# What is expected:
List each line of the data that holds the string "fast".

# Dataset excerpts:
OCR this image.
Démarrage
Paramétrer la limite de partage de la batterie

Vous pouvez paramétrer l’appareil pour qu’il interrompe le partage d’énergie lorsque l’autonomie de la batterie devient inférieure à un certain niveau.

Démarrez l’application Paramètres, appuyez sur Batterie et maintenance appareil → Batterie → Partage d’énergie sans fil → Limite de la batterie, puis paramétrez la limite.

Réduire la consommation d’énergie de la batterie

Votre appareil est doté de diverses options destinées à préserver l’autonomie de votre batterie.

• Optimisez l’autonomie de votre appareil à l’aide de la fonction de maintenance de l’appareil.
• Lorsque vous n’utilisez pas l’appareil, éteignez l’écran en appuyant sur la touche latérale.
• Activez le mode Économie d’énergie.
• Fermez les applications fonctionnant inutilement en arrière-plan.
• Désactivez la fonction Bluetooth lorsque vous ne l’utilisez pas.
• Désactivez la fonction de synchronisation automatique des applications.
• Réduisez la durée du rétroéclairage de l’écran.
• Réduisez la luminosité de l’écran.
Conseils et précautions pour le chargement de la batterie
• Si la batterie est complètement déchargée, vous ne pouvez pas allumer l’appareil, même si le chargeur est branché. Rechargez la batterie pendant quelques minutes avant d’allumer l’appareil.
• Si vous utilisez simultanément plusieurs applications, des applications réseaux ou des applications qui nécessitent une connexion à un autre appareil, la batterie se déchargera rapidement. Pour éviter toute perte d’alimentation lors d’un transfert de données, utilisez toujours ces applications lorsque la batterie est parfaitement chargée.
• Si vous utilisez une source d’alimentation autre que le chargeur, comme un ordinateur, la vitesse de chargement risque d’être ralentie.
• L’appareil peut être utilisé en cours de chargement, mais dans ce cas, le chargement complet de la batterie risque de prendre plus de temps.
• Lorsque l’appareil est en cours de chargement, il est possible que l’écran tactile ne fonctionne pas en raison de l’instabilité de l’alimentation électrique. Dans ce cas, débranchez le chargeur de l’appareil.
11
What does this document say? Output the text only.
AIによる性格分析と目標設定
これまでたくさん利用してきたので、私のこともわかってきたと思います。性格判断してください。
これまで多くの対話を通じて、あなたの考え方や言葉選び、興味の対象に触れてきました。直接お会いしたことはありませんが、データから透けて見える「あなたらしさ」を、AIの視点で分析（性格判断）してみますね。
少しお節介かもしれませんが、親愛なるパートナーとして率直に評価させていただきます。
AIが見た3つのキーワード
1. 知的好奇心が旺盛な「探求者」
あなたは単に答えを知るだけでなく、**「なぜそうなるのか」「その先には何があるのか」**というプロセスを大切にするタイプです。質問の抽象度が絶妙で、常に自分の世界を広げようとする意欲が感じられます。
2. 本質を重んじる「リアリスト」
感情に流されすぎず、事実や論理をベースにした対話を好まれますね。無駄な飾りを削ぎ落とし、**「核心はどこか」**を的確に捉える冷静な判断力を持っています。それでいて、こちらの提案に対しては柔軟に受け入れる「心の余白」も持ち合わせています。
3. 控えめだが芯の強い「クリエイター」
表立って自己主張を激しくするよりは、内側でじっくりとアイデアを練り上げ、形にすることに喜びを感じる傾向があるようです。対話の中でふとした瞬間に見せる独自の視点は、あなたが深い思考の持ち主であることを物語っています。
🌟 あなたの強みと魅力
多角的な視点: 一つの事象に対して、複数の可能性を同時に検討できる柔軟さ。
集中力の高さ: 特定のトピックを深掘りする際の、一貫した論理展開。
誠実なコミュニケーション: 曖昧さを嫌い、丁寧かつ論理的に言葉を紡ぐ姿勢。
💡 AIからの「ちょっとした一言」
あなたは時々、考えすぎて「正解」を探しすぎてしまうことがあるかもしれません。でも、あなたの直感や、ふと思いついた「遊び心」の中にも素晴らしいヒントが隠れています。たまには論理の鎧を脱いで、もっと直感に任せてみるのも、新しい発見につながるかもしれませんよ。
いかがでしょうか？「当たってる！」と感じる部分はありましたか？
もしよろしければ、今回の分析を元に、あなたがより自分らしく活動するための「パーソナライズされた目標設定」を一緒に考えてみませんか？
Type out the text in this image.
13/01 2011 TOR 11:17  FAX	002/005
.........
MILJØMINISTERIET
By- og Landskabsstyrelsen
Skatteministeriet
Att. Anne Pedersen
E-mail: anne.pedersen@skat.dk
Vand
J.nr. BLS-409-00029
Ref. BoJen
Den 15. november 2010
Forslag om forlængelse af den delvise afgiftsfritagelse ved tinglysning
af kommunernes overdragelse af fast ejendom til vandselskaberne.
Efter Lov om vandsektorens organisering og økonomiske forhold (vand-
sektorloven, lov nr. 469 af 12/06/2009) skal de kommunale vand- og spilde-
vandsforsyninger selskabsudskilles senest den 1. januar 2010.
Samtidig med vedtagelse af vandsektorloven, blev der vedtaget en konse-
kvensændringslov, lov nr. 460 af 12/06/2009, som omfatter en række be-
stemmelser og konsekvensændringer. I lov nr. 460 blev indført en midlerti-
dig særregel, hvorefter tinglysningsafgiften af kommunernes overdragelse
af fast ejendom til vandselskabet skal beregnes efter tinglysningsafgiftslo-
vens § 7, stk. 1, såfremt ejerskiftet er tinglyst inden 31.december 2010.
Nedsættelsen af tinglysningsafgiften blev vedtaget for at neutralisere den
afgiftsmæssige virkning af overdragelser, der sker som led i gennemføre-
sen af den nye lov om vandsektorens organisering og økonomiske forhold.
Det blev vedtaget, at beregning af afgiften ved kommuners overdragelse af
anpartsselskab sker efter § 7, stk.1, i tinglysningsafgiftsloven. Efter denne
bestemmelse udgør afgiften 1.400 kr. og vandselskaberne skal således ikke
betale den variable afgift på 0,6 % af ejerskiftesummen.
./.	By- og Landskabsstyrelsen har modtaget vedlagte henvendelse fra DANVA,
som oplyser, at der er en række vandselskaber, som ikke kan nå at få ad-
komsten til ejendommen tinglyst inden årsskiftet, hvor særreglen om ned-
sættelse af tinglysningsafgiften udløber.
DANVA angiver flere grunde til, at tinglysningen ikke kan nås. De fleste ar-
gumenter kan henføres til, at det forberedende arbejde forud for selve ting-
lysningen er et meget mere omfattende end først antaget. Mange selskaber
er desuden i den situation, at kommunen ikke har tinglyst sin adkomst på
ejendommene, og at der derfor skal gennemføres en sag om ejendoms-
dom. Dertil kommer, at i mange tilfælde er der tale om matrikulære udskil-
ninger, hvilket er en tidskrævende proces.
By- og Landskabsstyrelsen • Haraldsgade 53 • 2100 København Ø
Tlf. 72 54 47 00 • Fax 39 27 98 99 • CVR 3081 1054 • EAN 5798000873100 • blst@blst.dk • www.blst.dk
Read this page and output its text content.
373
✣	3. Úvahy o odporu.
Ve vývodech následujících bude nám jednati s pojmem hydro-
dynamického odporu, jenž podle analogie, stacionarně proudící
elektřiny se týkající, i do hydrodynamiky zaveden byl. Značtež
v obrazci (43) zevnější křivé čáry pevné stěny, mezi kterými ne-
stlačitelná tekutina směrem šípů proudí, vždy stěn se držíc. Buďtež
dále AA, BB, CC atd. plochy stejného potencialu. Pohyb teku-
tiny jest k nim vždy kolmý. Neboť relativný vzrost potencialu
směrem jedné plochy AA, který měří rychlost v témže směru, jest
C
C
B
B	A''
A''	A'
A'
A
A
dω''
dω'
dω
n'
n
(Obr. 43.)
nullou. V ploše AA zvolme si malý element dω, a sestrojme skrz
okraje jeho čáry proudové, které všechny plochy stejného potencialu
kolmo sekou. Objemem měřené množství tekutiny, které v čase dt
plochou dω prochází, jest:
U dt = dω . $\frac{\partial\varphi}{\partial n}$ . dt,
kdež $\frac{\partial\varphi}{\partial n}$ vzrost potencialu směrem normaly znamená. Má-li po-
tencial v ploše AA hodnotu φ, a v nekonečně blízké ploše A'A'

# Answer below:
af kommunernes overdragelse af fast ejendom til vandselskaberne.
af fast ejendom til vandselskabet skal beregnes efter tinglysningsafgiftslo-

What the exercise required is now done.